Alcance de la tarea
Redacte la continuación de la columna de opinión sobre las elecciones en Irak y el papel de Irán, comenzando inmediatamente después de su última oración.

EL MUNDO › OPINION

Irán o no Irán

 Por Claudio Uriarte

Provisoriamente, y hasta que se conozcan los resultados –de los cuales la tasa de participación no es el menos importante–, la clave de lo que ocurra en los comicios de hoy en Irak vacila en una dicotomía: saber si será una victoria o un retroceso de Irán, cuyos hermanos chiítas serán los herederos del trono de Saddam Hussein. Puede ser un avance, en la medida en que la naciente república chiíta de Irak se vea ideológicamente infectada del tipo de radicalismo teológico y retrógrado que informa a los cuadros superiores –e inamovibles– de la vecina república islámica. O puede ser un retroceso, si las segundas elecciones democráticas del mundo árabe –las primeras fueron las palestinas, el 9 de enero último– ayudan a catalizar en Irán, que después de todo elige más o menos libremente a su Parlamento (Majlis), una revuelta generacional que expulse del poder –probablemente no sin sangre– a la jerarquía religiosa que domina las fuerzas armadas y de seguridad, la justicia y la política exterior.

Material proporcionado
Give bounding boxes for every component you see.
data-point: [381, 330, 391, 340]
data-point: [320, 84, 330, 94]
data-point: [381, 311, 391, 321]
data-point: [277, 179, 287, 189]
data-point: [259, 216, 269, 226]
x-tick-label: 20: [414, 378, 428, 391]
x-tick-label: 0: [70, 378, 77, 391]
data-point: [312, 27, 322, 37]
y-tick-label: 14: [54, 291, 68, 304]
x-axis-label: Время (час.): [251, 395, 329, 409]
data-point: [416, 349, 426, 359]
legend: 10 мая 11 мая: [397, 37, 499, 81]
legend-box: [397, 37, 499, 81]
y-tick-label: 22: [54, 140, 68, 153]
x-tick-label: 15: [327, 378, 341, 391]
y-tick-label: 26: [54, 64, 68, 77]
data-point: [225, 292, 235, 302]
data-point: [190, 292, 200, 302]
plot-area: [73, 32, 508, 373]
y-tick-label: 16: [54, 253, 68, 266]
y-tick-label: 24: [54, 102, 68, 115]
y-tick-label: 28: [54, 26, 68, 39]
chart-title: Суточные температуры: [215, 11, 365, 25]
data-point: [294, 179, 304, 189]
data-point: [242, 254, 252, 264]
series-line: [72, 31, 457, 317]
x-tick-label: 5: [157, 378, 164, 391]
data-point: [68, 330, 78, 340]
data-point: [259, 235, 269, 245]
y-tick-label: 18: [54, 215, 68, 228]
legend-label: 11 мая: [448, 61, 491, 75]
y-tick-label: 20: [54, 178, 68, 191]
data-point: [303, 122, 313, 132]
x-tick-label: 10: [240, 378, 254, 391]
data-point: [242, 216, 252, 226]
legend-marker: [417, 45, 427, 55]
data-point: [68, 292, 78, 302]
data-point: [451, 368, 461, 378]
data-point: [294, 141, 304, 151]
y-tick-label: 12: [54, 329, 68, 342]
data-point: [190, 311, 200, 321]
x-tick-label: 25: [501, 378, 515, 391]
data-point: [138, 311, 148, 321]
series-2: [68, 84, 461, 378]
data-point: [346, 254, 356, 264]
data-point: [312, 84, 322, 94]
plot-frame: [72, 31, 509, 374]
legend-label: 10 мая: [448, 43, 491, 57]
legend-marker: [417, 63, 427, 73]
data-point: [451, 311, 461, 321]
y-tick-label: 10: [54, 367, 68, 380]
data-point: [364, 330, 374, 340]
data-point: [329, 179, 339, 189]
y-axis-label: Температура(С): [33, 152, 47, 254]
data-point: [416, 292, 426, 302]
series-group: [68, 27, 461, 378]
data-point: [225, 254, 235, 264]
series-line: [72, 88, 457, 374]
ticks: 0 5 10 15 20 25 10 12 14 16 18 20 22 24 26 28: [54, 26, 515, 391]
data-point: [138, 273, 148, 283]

Respuesta del ejercicio
En un caso, la invasión de George W. habrá sido un espectacular tiro por la culata, ya que expandirá enormemente el radio de influencia de un Estado asociado al terrorismo que está a tres años de hacerse de armamentos nucleares; en el segundo, un éxito no menos espectacular, ya que cumplirá el objetivo de desestabilizar al señalado enemigo estratégico número uno de Washington sin necesidad de invadir el país ni de bombardear quirúrgicamente sus instalaciones nucleares –aunque posiblemente esta última opción esté en marcha de cualquier manera–. En cualquier caso, las repercusiones van más allá de los dos países: en Líbano y en el emirato de Bahrein los chiítas son mayoría, en Siria la minoría gobernante alawita es una derivación de este credo del Islam, y en Arabia Saudita y en Kuwait –que albergan, como Irak, algunas de las reservas petroleras más grandes del mundo– los chiítas son vistos con desconfianza y regidos represivamente por las respectivas casas reales. Por eso, no es de extrañar que las elecciones iraquíes de hoy sean vistas con aprensión y nerviosismo por la colección de reyes y emires que presiden sobre la mayor parte de Medio Oriente. Y por lo mismo, resulta casi temerario el optimismo con el cual se ha lanzado al proceso una administración tan repleta de intereses petroleros como la de Bush, que puede encontrarse con que su apuesta a los chiítas tenga un resultado semejante a su desastrosa disolución del ejército de Saddam Hussein, que al echar a los sunnitas del juego de poder los condenó a una resistencia inflexible.